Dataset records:
↓

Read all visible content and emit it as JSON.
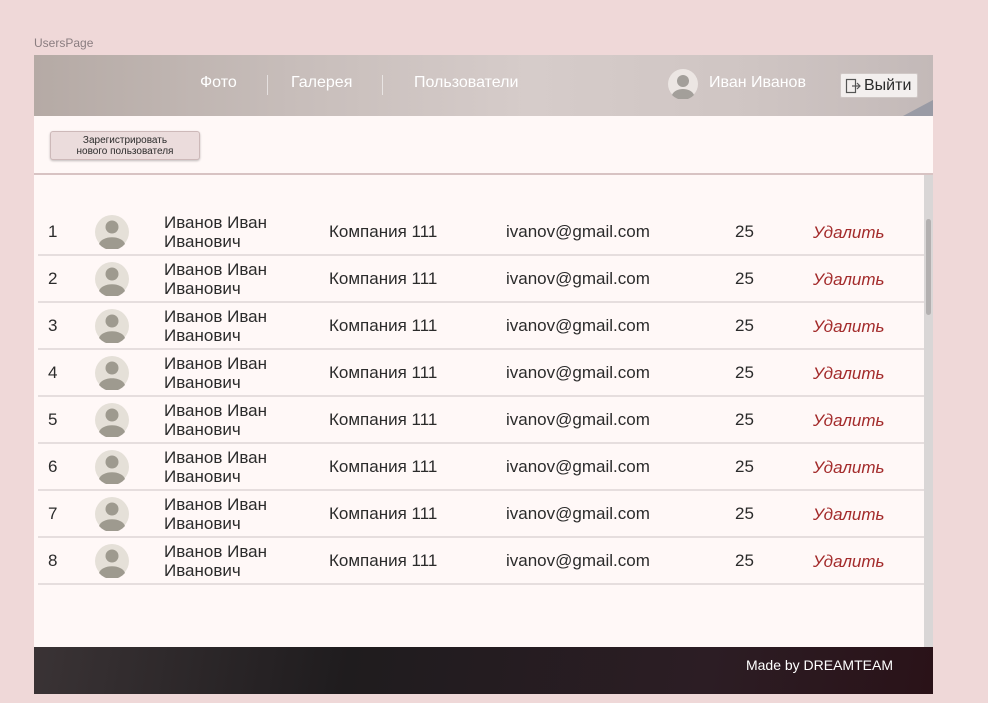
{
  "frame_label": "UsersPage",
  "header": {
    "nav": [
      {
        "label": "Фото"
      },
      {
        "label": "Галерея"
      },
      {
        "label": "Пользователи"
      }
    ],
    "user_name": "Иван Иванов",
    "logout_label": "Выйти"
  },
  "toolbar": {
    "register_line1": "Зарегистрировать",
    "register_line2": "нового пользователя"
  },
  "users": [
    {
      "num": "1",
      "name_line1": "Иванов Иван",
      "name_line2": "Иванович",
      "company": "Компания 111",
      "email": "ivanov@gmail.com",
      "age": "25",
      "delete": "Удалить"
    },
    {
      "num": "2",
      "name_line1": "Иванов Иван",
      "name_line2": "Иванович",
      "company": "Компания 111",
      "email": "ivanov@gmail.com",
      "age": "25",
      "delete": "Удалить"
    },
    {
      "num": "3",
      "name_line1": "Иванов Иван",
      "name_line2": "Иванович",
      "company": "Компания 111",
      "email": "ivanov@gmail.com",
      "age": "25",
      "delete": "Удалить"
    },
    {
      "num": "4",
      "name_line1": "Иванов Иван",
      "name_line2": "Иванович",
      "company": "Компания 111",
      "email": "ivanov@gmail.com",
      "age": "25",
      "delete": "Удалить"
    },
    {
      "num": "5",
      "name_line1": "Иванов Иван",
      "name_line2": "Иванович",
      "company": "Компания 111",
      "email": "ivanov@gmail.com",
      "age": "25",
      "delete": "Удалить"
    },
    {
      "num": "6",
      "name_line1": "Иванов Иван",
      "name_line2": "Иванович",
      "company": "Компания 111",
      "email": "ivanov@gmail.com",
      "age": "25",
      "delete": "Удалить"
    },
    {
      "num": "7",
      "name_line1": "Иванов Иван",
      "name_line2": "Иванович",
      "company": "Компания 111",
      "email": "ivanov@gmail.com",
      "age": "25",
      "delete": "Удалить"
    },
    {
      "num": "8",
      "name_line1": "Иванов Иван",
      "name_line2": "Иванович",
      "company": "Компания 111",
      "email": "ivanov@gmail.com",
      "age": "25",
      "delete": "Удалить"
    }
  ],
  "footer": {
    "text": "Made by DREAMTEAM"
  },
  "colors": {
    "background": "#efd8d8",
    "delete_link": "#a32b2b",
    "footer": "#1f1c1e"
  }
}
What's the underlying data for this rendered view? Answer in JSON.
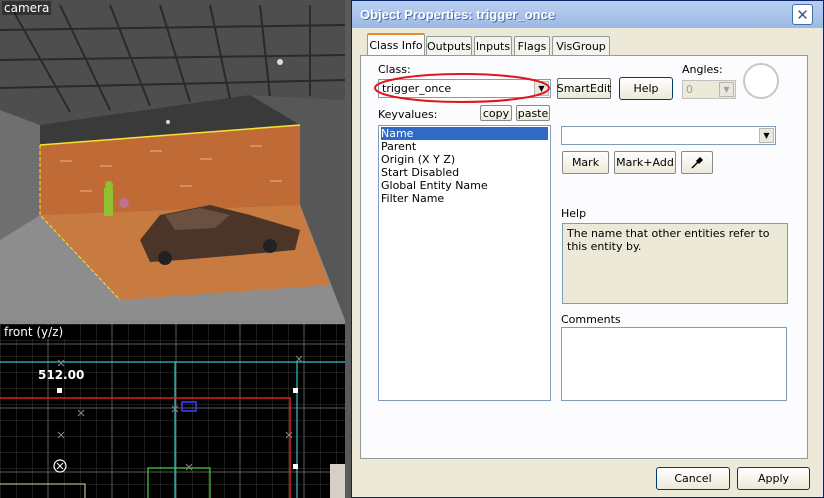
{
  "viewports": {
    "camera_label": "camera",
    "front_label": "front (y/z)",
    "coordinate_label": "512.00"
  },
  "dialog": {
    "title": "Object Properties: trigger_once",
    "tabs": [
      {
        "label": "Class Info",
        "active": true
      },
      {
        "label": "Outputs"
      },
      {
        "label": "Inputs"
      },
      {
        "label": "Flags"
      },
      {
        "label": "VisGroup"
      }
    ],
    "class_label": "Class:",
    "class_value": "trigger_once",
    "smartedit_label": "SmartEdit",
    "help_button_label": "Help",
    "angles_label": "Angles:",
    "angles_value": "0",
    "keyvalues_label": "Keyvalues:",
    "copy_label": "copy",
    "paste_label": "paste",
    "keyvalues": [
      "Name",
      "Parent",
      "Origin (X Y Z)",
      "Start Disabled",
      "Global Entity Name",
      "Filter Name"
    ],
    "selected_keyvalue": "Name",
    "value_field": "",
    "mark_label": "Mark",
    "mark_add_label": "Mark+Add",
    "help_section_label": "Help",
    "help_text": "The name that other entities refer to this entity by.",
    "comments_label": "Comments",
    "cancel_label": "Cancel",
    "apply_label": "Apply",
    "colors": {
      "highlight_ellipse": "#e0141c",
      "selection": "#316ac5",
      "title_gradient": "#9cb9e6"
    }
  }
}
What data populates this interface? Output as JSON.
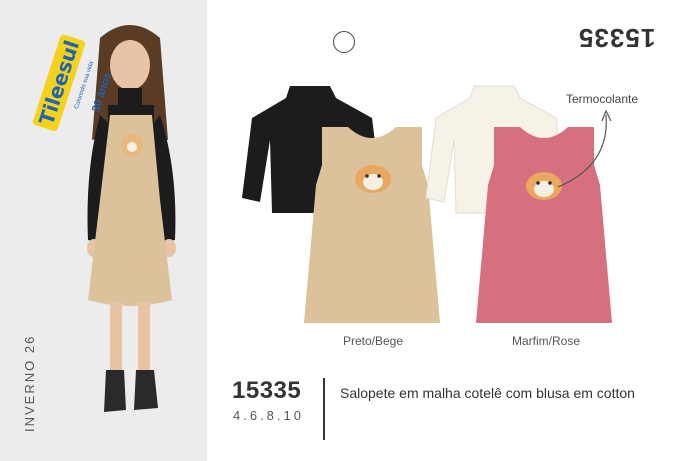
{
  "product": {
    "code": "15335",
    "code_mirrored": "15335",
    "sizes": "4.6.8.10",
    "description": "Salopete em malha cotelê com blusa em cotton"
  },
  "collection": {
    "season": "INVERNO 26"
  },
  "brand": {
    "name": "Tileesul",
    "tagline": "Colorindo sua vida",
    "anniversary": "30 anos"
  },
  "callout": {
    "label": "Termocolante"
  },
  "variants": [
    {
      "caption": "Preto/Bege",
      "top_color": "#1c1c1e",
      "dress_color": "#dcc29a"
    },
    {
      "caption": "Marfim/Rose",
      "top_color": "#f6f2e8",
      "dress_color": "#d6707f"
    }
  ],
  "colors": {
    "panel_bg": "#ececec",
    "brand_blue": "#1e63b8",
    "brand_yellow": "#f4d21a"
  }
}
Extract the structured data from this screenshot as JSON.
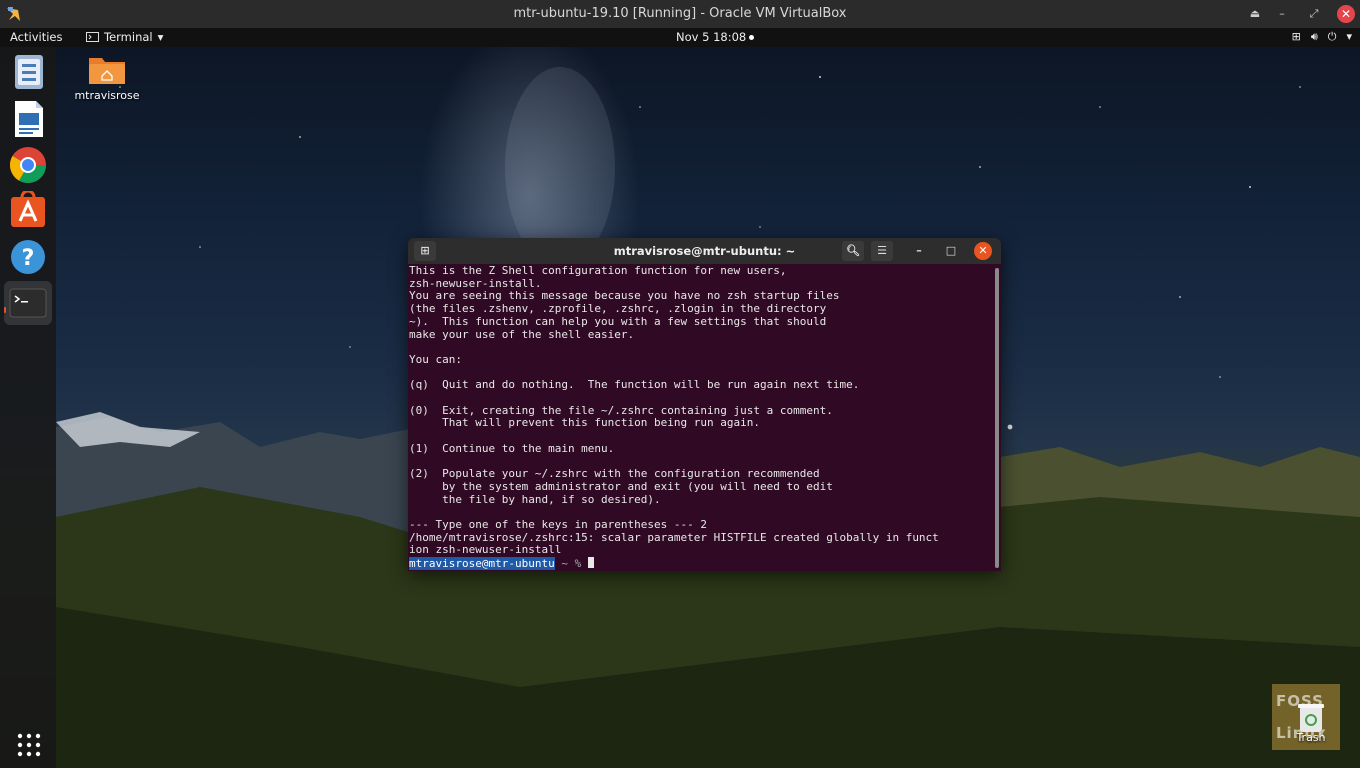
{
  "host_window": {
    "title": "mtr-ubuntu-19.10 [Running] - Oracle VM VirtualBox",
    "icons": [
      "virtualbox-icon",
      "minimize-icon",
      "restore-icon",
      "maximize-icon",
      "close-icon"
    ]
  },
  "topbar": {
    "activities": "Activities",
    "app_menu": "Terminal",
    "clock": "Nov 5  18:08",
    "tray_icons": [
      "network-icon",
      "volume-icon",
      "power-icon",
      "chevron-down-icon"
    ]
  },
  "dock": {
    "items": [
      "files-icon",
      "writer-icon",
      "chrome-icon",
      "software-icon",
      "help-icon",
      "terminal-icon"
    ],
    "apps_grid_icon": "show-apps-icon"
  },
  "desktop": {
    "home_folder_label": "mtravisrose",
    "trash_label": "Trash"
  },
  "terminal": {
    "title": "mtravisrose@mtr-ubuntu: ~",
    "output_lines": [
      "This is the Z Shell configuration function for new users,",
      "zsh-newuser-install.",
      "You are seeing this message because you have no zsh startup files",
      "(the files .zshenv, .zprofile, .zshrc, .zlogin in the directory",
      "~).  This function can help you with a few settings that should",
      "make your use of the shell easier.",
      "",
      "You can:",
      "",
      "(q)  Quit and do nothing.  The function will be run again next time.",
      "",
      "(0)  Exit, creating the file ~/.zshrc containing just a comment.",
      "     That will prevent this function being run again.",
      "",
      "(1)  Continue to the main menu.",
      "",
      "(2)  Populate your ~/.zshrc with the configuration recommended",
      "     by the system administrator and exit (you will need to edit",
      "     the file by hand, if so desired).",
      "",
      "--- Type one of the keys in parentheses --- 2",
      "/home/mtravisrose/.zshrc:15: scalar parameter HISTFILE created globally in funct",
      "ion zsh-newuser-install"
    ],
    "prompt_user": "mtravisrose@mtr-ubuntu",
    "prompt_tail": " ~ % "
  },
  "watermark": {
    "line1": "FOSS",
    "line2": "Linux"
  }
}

↑

** Your objective **
Make a verbatim copy of all the entries and strip out the pictures.

** Result of the exercise **
Read all visible content and emit it as JSON.
{
  "frame_label": "UsersPage",
  "header": {
    "nav": [
      {
        "label": "Фото"
      },
      {
        "label": "Галерея"
      },
      {
        "label": "Пользователи"
      }
    ],
    "user_name": "Иван Иванов",
    "logout_label": "Выйти"
  },
  "toolbar": {
    "register_line1": "Зарегистрировать",
    "register_line2": "нового пользователя"
  },
  "users": [
    {
      "num": "1",
      "name_line1": "Иванов Иван",
      "name_line2": "Иванович",
      "company": "Компания 111",
      "email": "ivanov@gmail.com",
      "age": "25",
      "delete": "Удалить"
    },
    {
      "num": "2",
      "name_line1": "Иванов Иван",
      "name_line2": "Иванович",
      "company": "Компания 111",
      "email": "ivanov@gmail.com",
      "age": "25",
      "delete": "Удалить"
    },
    {
      "num": "3",
      "name_line1": "Иванов Иван",
      "name_line2": "Иванович",
      "company": "Компания 111",
      "email": "ivanov@gmail.com",
      "age": "25",
      "delete": "Удалить"
    },
    {
      "num": "4",
      "name_line1": "Иванов Иван",
      "name_line2": "Иванович",
      "company": "Компания 111",
      "email": "ivanov@gmail.com",
      "age": "25",
      "delete": "Удалить"
    },
    {
      "num": "5",
      "name_line1": "Иванов Иван",
      "name_line2": "Иванович",
      "company": "Компания 111",
      "email": "ivanov@gmail.com",
      "age": "25",
      "delete": "Удалить"
    },
    {
      "num": "6",
      "name_line1": "Иванов Иван",
      "name_line2": "Иванович",
      "company": "Компания 111",
      "email": "ivanov@gmail.com",
      "age": "25",
      "delete": "Удалить"
    },
    {
      "num": "7",
      "name_line1": "Иванов Иван",
      "name_line2": "Иванович",
      "company": "Компания 111",
      "email": "ivanov@gmail.com",
      "age": "25",
      "delete": "Удалить"
    },
    {
      "num": "8",
      "name_line1": "Иванов Иван",
      "name_line2": "Иванович",
      "company": "Компания 111",
      "email": "ivanov@gmail.com",
      "age": "25",
      "delete": "Удалить"
    }
  ],
  "footer": {
    "text": "Made by DREAMTEAM"
  },
  "colors": {
    "background": "#efd8d8",
    "delete_link": "#a32b2b",
    "footer": "#1f1c1e"
  }
}
What's the underlying data for this rendered view? Answer in JSON.
{
  "viewports": {
    "camera_label": "camera",
    "front_label": "front (y/z)",
    "coordinate_label": "512.00"
  },
  "dialog": {
    "title": "Object Properties: trigger_once",
    "tabs": [
      {
        "label": "Class Info",
        "active": true
      },
      {
        "label": "Outputs"
      },
      {
        "label": "Inputs"
      },
      {
        "label": "Flags"
      },
      {
        "label": "VisGroup"
      }
    ],
    "class_label": "Class:",
    "class_value": "trigger_once",
    "smartedit_label": "SmartEdit",
    "help_button_label": "Help",
    "angles_label": "Angles:",
    "angles_value": "0",
    "keyvalues_label": "Keyvalues:",
    "copy_label": "copy",
    "paste_label": "paste",
    "keyvalues": [
      "Name",
      "Parent",
      "Origin (X Y Z)",
      "Start Disabled",
      "Global Entity Name",
      "Filter Name"
    ],
    "selected_keyvalue": "Name",
    "value_field": "",
    "mark_label": "Mark",
    "mark_add_label": "Mark+Add",
    "help_section_label": "Help",
    "help_text": "The name that other entities refer to this entity by.",
    "comments_label": "Comments",
    "cancel_label": "Cancel",
    "apply_label": "Apply",
    "colors": {
      "highlight_ellipse": "#e0141c",
      "selection": "#316ac5",
      "title_gradient": "#9cb9e6"
    }
  }
}
What data populates this interface? Output as JSON.
{
  "product": {
    "code": "15335",
    "code_mirrored": "15335",
    "sizes": "4.6.8.10",
    "description": "Salopete em malha cotelê com blusa em cotton"
  },
  "collection": {
    "season": "INVERNO 26"
  },
  "brand": {
    "name": "Tileesul",
    "tagline": "Colorindo sua vida",
    "anniversary": "30 anos"
  },
  "callout": {
    "label": "Termocolante"
  },
  "variants": [
    {
      "caption": "Preto/Bege",
      "top_color": "#1c1c1e",
      "dress_color": "#dcc29a"
    },
    {
      "caption": "Marfim/Rose",
      "top_color": "#f6f2e8",
      "dress_color": "#d6707f"
    }
  ],
  "colors": {
    "panel_bg": "#ececec",
    "brand_blue": "#1e63b8",
    "brand_yellow": "#f4d21a"
  }
}
Extract the structured data from this screenshot as JSON.
{
  "host_window": {
    "title": "mtr-ubuntu-19.10 [Running] - Oracle VM VirtualBox",
    "icons": [
      "virtualbox-icon",
      "minimize-icon",
      "restore-icon",
      "maximize-icon",
      "close-icon"
    ]
  },
  "topbar": {
    "activities": "Activities",
    "app_menu": "Terminal",
    "clock": "Nov 5  18:08",
    "tray_icons": [
      "network-icon",
      "volume-icon",
      "power-icon",
      "chevron-down-icon"
    ]
  },
  "dock": {
    "items": [
      "files-icon",
      "writer-icon",
      "chrome-icon",
      "software-icon",
      "help-icon",
      "terminal-icon"
    ],
    "apps_grid_icon": "show-apps-icon"
  },
  "desktop": {
    "home_folder_label": "mtravisrose",
    "trash_label": "Trash"
  },
  "terminal": {
    "title": "mtravisrose@mtr-ubuntu: ~",
    "output_lines": [
      "This is the Z Shell configuration function for new users,",
      "zsh-newuser-install.",
      "You are seeing this message because you have no zsh startup files",
      "(the files .zshenv, .zprofile, .zshrc, .zlogin in the directory",
      "~).  This function can help you with a few settings that should",
      "make your use of the shell easier.",
      "",
      "You can:",
      "",
      "(q)  Quit and do nothing.  The function will be run again next time.",
      "",
      "(0)  Exit, creating the file ~/.zshrc containing just a comment.",
      "     That will prevent this function being run again.",
      "",
      "(1)  Continue to the main menu.",
      "",
      "(2)  Populate your ~/.zshrc with the configuration recommended",
      "     by the system administrator and exit (you will need to edit",
      "     the file by hand, if so desired).",
      "",
      "--- Type one of the keys in parentheses --- 2",
      "/home/mtravisrose/.zshrc:15: scalar parameter HISTFILE created globally in funct",
      "ion zsh-newuser-install"
    ],
    "prompt_user": "mtravisrose@mtr-ubuntu",
    "prompt_tail": " ~ % "
  },
  "watermark": {
    "line1": "FOSS",
    "line2": "Linux"
  }
}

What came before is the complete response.